Extracted records
──────

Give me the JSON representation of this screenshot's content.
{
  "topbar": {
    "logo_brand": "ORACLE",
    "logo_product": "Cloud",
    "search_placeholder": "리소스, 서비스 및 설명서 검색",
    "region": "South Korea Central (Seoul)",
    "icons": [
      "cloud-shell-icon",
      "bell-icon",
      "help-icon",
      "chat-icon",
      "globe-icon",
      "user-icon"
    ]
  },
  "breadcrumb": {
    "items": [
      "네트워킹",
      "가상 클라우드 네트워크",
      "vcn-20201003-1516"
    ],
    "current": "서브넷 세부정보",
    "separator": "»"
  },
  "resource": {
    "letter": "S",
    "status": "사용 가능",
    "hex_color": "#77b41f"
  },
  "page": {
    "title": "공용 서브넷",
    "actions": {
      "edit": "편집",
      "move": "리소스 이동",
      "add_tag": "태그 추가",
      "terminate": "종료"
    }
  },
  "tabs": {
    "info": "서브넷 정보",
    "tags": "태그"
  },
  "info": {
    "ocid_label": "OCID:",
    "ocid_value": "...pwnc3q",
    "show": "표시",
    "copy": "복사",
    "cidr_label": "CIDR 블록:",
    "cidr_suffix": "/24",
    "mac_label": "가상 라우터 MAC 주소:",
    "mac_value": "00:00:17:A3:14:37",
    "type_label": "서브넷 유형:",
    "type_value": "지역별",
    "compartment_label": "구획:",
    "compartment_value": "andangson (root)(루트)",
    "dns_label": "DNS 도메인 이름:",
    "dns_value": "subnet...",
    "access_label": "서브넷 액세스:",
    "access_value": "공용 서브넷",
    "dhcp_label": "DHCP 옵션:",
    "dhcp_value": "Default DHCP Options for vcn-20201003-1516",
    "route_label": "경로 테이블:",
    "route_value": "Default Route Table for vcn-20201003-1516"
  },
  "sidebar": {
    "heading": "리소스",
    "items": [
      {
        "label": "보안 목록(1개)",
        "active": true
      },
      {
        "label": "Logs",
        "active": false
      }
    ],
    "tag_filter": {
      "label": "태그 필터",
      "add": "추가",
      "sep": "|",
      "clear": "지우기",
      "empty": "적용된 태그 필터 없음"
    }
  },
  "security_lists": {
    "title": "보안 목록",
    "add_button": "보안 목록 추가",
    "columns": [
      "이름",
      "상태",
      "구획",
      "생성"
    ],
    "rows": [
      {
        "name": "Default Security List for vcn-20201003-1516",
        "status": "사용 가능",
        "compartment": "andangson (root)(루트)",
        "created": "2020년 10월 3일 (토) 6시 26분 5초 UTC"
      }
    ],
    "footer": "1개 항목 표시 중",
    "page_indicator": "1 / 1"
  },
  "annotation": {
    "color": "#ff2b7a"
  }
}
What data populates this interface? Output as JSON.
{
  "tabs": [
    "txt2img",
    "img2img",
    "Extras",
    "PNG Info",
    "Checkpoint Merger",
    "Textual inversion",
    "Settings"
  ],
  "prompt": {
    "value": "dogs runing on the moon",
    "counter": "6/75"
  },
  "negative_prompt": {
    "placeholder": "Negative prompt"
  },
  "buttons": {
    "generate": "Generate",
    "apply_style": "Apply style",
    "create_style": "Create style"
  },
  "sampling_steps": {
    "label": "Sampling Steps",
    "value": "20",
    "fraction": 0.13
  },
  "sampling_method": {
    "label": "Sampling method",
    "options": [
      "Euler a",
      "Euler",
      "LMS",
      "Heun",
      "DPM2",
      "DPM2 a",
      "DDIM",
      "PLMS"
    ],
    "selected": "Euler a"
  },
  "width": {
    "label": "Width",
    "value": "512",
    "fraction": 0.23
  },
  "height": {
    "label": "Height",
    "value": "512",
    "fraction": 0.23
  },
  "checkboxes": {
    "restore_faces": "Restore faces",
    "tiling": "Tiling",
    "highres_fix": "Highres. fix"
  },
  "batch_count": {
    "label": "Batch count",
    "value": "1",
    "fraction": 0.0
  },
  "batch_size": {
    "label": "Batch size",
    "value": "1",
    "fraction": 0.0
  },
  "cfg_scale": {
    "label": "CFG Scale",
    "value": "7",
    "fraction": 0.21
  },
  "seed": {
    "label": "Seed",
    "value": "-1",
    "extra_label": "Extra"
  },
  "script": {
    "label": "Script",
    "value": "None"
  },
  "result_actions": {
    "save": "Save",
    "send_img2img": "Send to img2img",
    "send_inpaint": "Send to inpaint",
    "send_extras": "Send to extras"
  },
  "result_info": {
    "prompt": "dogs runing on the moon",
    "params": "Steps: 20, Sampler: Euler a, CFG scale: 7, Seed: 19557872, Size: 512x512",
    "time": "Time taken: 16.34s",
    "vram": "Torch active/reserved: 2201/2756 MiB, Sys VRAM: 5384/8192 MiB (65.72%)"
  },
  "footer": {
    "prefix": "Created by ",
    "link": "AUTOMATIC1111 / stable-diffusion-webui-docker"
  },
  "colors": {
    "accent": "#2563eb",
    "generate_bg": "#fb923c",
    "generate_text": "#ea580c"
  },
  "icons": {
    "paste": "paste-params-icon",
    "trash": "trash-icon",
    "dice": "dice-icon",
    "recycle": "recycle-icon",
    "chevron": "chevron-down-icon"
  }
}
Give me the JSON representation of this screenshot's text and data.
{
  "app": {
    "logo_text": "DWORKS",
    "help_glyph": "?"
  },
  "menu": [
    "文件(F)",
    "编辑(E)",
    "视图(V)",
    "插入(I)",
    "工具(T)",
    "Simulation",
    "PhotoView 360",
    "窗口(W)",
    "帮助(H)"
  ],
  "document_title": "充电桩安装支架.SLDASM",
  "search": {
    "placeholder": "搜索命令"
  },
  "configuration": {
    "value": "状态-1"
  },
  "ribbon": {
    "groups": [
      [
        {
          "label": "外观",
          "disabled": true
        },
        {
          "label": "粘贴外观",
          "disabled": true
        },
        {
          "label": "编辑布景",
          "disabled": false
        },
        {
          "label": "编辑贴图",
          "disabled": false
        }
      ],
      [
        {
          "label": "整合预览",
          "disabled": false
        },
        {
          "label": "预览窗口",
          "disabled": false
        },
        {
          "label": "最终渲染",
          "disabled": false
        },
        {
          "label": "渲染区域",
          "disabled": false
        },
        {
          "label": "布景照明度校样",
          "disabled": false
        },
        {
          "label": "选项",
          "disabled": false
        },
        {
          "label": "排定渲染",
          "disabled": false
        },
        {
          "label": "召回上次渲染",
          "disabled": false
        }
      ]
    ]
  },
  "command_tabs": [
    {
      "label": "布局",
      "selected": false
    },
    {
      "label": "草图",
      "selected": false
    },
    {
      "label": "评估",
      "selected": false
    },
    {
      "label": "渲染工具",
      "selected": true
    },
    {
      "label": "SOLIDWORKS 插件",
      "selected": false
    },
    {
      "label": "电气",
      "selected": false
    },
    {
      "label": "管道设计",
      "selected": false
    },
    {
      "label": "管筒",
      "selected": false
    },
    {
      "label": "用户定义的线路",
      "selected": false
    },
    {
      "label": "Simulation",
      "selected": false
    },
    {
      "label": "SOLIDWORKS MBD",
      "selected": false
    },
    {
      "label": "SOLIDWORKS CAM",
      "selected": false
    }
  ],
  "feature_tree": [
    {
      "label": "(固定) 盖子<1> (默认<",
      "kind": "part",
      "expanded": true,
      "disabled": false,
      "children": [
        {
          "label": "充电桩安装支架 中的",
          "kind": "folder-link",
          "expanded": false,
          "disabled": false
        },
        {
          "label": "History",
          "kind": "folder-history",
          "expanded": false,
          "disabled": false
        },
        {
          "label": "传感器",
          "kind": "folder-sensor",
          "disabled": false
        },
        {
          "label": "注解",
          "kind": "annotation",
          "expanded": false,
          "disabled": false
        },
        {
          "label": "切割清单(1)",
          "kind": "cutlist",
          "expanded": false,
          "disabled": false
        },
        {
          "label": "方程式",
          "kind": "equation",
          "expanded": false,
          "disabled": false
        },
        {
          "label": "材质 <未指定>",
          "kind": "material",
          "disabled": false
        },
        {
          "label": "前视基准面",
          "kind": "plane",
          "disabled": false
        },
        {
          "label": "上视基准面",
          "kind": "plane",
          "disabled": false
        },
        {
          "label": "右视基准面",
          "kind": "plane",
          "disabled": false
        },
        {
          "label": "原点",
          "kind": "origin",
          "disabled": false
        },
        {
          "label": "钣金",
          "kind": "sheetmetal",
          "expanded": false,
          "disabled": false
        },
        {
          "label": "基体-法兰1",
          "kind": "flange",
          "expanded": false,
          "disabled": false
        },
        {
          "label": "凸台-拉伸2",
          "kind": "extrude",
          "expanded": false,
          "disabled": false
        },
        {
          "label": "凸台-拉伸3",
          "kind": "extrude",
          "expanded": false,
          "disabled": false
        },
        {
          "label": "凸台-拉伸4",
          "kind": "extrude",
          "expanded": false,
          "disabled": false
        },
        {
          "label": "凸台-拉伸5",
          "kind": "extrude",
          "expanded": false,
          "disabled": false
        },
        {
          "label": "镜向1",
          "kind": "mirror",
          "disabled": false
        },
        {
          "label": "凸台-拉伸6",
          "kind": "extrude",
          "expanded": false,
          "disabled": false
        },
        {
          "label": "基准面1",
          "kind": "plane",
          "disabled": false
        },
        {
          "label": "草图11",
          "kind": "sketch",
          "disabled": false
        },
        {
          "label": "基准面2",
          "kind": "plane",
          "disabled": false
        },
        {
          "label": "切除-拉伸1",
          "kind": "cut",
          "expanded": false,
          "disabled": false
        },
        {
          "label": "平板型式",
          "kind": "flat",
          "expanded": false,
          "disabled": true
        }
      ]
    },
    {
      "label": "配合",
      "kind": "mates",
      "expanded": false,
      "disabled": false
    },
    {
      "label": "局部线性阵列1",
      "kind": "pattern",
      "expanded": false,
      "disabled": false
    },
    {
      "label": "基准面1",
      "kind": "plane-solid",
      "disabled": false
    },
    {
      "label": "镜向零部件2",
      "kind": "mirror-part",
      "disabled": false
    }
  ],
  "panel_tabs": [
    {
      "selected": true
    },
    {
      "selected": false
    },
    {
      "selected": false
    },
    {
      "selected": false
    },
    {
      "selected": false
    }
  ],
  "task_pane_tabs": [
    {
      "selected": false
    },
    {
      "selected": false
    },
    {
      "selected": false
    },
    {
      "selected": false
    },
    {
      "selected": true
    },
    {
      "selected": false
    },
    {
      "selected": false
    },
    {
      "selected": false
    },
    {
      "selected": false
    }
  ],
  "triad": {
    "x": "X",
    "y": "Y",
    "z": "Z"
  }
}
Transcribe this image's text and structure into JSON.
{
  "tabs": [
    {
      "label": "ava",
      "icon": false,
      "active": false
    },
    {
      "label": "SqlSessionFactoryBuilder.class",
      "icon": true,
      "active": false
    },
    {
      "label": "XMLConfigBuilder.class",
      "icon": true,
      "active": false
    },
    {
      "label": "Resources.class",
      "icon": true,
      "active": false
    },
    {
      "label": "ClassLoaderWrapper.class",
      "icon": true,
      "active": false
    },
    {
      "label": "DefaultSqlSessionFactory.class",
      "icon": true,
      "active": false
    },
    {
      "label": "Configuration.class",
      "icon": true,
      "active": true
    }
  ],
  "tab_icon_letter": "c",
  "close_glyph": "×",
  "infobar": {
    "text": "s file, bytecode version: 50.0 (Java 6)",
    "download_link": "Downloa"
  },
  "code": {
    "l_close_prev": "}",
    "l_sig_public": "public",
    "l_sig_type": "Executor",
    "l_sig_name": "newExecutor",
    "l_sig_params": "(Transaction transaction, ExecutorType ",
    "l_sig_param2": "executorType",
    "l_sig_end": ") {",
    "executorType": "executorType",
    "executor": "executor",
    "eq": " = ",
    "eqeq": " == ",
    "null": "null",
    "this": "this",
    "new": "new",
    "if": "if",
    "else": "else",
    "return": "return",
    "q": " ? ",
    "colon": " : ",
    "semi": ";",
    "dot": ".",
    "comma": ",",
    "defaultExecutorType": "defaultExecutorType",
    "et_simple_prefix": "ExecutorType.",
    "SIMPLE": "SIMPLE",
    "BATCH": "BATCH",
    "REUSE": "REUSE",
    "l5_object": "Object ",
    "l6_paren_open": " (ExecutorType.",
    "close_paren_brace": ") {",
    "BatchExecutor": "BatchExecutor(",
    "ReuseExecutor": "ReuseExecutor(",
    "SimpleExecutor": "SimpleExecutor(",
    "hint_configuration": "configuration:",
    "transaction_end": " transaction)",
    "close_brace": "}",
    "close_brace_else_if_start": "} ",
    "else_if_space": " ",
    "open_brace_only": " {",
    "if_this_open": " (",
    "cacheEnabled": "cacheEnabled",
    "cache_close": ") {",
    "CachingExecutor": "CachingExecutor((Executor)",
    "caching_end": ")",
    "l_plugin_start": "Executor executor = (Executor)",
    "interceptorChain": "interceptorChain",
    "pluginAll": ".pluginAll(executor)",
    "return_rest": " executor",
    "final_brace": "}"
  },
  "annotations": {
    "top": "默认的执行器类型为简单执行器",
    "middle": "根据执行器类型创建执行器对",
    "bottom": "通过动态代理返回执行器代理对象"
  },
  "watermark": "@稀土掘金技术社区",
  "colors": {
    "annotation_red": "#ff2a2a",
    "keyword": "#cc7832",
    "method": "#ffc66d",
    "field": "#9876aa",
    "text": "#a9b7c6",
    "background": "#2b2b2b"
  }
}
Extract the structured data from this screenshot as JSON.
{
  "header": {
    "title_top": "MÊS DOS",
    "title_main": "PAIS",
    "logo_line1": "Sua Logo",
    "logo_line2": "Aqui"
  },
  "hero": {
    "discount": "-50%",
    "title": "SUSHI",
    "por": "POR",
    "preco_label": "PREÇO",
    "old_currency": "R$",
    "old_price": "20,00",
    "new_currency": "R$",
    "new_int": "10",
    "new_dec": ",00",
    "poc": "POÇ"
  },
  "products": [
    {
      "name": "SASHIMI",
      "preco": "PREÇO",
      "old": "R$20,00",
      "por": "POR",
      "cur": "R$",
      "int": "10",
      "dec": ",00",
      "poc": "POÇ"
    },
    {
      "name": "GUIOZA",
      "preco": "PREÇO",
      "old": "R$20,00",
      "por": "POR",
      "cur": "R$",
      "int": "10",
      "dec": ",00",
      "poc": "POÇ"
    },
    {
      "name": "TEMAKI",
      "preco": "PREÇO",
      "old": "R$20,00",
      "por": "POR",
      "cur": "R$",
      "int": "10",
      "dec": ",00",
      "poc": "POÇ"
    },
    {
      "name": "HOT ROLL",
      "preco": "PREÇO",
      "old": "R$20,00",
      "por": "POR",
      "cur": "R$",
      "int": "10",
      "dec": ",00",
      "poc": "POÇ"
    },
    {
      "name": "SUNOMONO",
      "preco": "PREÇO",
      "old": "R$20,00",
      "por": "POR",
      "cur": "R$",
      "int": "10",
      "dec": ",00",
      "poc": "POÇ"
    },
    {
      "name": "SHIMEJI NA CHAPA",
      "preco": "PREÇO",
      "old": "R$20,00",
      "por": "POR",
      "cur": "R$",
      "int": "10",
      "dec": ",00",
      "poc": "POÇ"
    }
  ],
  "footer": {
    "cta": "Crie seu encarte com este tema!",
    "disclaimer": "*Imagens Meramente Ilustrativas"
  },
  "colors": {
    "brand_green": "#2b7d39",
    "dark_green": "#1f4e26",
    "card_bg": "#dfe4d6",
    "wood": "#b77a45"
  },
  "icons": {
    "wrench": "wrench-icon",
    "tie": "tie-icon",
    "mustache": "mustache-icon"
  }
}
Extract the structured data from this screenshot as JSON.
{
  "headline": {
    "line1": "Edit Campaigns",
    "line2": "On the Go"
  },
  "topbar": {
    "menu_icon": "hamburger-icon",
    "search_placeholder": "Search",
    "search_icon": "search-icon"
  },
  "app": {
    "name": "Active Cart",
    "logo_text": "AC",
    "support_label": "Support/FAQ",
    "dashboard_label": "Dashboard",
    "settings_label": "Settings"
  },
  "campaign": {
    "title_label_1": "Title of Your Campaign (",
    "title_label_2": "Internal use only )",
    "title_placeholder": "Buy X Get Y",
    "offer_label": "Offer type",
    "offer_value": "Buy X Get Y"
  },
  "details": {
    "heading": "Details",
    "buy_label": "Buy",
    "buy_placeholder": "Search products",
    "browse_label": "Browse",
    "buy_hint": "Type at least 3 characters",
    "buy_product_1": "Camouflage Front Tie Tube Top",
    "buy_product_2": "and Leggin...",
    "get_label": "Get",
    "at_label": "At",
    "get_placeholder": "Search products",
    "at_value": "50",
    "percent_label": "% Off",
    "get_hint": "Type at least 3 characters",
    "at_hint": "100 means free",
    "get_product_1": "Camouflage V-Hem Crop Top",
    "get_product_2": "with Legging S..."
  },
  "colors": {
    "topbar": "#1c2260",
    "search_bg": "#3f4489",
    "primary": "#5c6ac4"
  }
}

──────

== Aim ==
Using the records above, find and show each line with the string "充电桩安装支架".

== Task output ==
  "document_title": "充电桩安装支架.SLDASM",
          "label": "充电桩安装支架 中的",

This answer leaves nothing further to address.